__Task details__. Write out the records word for word, with no pictures.

════════

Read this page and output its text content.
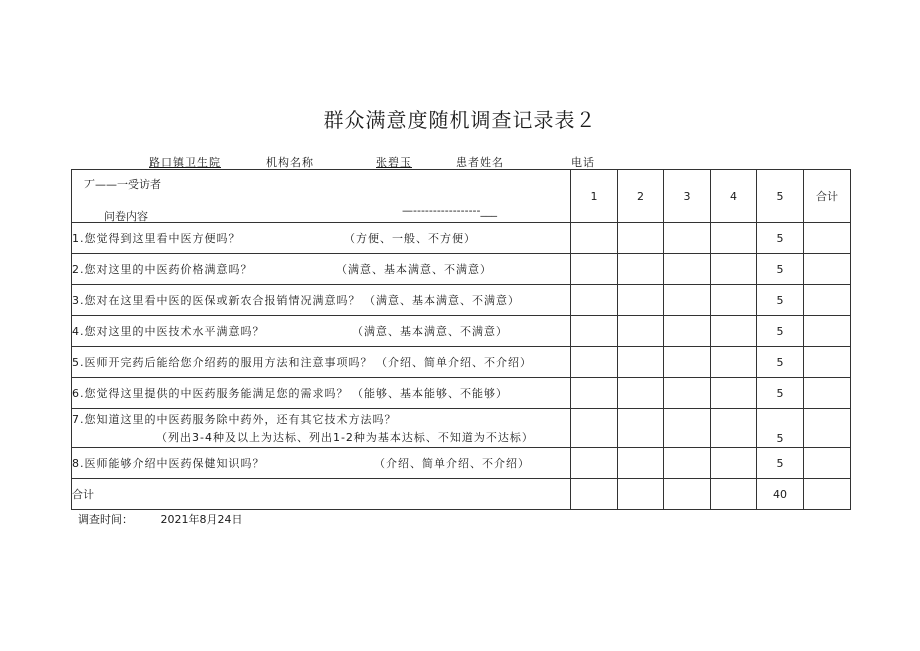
群众满意度随机调查记录表２
路口镇卫生院	机构名称	张碧玉	患者姓名	电话
丆——一受访者
—-----------------___
问卷内容	1	2	3	4	5	合计
1.您觉得到这里看中医方便吗？ （方便、一般、不方便）					5	
2.您对这里的中医药价格满意吗？ （满意、基本满意、不满意）					5	
3.您对在这里看中医的医保或新农合报销情况满意吗？ （满意、基本满意、不满意）					5	
4.您对这里的中医技术水平满意吗？ （满意、基本满意、不满意）					5	
5.医师开完药后能给您介绍药的服用方法和注意事项吗？ （介绍、简单介绍、不介绍）					5	
6.您觉得这里提供的中医药服务能满足您的需求吗？ （能够、基本能够、不能够）					5	

7.您知道这里的中医药服务除中药外，还有其它技术方法吗？
（列出3-4种及以上为达标、列出1-2种为基本达标、不知道为不达标）					5	
8.医师能够介绍中医药保健知识吗？ （介绍、简单介绍、不介绍）					5	
合计					40	
调查时间：	2021年8月24日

════════

__Response for this exercise__.
Read this page and output its text content.
群众满意度随机调查记录表２
路口镇卫生院	机构名称	张碧玉	患者姓名	电话
丆——一受访者
—-----------------___
问卷内容	1	2	3	4	5	合计
1.您觉得到这里看中医方便吗？ （方便、一般、不方便）					5	
2.您对这里的中医药价格满意吗？ （满意、基本满意、不满意）					5	
3.您对在这里看中医的医保或新农合报销情况满意吗？ （满意、基本满意、不满意）					5	
4.您对这里的中医技术水平满意吗？ （满意、基本满意、不满意）					5	
5.医师开完药后能给您介绍药的服用方法和注意事项吗？ （介绍、简单介绍、不介绍）					5	
6.您觉得这里提供的中医药服务能满足您的需求吗？ （能够、基本能够、不能够）					5	

7.您知道这里的中医药服务除中药外，还有其它技术方法吗？
（列出3-4种及以上为达标、列出1-2种为基本达标、不知道为不达标）					5	
8.医师能够介绍中医药保健知识吗？ （介绍、简单介绍、不介绍）					5	
合计					40	
调查时间：	2021年8月24日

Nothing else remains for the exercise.